## 文档节选
□ □ □ □
历史上有哪些有特异功能的人?这到底是怎么回事

B站影视 日本电影 2025-10-05 08:26 5

摘要:在人类文明的漫长星途中,“特异功能”始终是一颗闪烁着神秘光晕的星辰。从两河流域泥板记载的“通神者”能与日月对话,到美洲玛雅祭司“预见”日食周期;从先秦典籍中“分身术”的诡谲描述,到欧洲中世纪“圣痕者”掌心渗出的血色印记,这些被赋予超常属性的个体与事迹,并非某一

在人类文明的漫长星途中,“特异功能”始终是一颗闪烁着神秘光晕的星辰。从两河流域泥板记载的“通神者”能与日月对话,到美洲玛雅祭司“预见”日食周期;从先秦典籍中“分身术”的诡谲描述,到欧洲中世纪“圣痕者”掌心渗出的血色印记,这些被赋予超常属性的个体与事迹,并非某一文明的孤例,而是全人类在认知蒙昧时期共同编织的精神图景。

它们既是先民面对雷霆、洪水等未知自然力量时的敬畏投射,也是不同时代社会结构、文化需求与科技水平的“晴雨表”。当我们以现代视角回溯这些传说,拨开神权叙事与艺术夸张的迷雾,会发现所谓“特异功能”的背后,往往隐藏着声学、气象学、生理学、心理学等学科的朴素原理,以及人类对突破自身局限的永恒渴望。

东方文明对“超常能力”的记载,始终与哲学思想、社会伦理紧密交织,既非单纯的神怪传说,也非无的放矢的虚构,而是对特定现象的文化化解读。这些记载中,既有对人体潜能的早期探索,也有对政治合法性的刻意建构,其背后的现实原型,往往能通过现代科学找到合理答案。
□ □ □ □
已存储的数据
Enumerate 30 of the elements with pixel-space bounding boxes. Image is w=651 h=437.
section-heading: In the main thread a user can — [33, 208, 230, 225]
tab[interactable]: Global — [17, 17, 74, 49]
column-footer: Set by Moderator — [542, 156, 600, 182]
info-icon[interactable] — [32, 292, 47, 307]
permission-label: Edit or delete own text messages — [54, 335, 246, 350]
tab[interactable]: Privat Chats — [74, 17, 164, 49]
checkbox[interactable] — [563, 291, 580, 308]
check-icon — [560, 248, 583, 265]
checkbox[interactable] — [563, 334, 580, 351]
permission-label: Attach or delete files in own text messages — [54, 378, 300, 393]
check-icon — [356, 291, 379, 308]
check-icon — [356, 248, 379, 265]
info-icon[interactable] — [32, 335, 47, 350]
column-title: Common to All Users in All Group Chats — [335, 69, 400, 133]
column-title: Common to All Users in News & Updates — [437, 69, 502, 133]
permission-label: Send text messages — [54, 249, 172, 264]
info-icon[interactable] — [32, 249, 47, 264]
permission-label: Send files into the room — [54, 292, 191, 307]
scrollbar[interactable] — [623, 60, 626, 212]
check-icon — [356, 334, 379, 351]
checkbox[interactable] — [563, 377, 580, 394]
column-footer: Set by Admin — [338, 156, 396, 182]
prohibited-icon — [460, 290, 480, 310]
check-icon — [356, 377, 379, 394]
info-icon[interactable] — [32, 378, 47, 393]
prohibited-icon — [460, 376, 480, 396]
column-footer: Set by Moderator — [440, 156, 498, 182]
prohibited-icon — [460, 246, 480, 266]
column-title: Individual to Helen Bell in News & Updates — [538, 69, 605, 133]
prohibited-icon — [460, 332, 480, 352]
□ □ □ □
请输出上文谈特异功能的文章中从“摘要:在人类文明的漫长星途中”到“能通过现代科学找到合理答案。”的一段原文,一字不改。

摘要:在人类文明的漫长星途中,“特异功能”始终是一颗闪烁着神秘光晕的星辰。从两河流域泥板记载的“通神者”能与日月对话,到美洲玛雅祭司“预见”日食周期;从先秦典籍中“分身术”的诡谲描述,到欧洲中世纪“圣痕者”掌心渗出的血色印记,这些被赋予超常属性的个体与事迹,并非某一

在人类文明的漫长星途中,“特异功能”始终是一颗闪烁着神秘光晕的星辰。从两河流域泥板记载的“通神者”能与日月对话,到美洲玛雅祭司“预见”日食周期;从先秦典籍中“分身术”的诡谲描述,到欧洲中世纪“圣痕者”掌心渗出的血色印记,这些被赋予超常属性的个体与事迹,并非某一文明的孤例,而是全人类在认知蒙昧时期共同编织的精神图景。

它们既是先民面对雷霆、洪水等未知自然力量时的敬畏投射,也是不同时代社会结构、文化需求与科技水平的“晴雨表”。当我们以现代视角回溯这些传说,拨开神权叙事与艺术夸张的迷雾,会发现所谓“特异功能”的背后,往往隐藏着声学、气象学、生理学、心理学等学科的朴素原理,以及人类对突破自身局限的永恒渴望。

东方文明对“超常能力”的记载,始终与哲学思想、社会伦理紧密交织,既非单纯的神怪传说,也非无的放矢的虚构,而是对特定现象的文化化解读。这些记载中,既有对人体潜能的早期探索,也有对政治合法性的刻意建构,其背后的现实原型,往往能通过现代科学找到合理答案。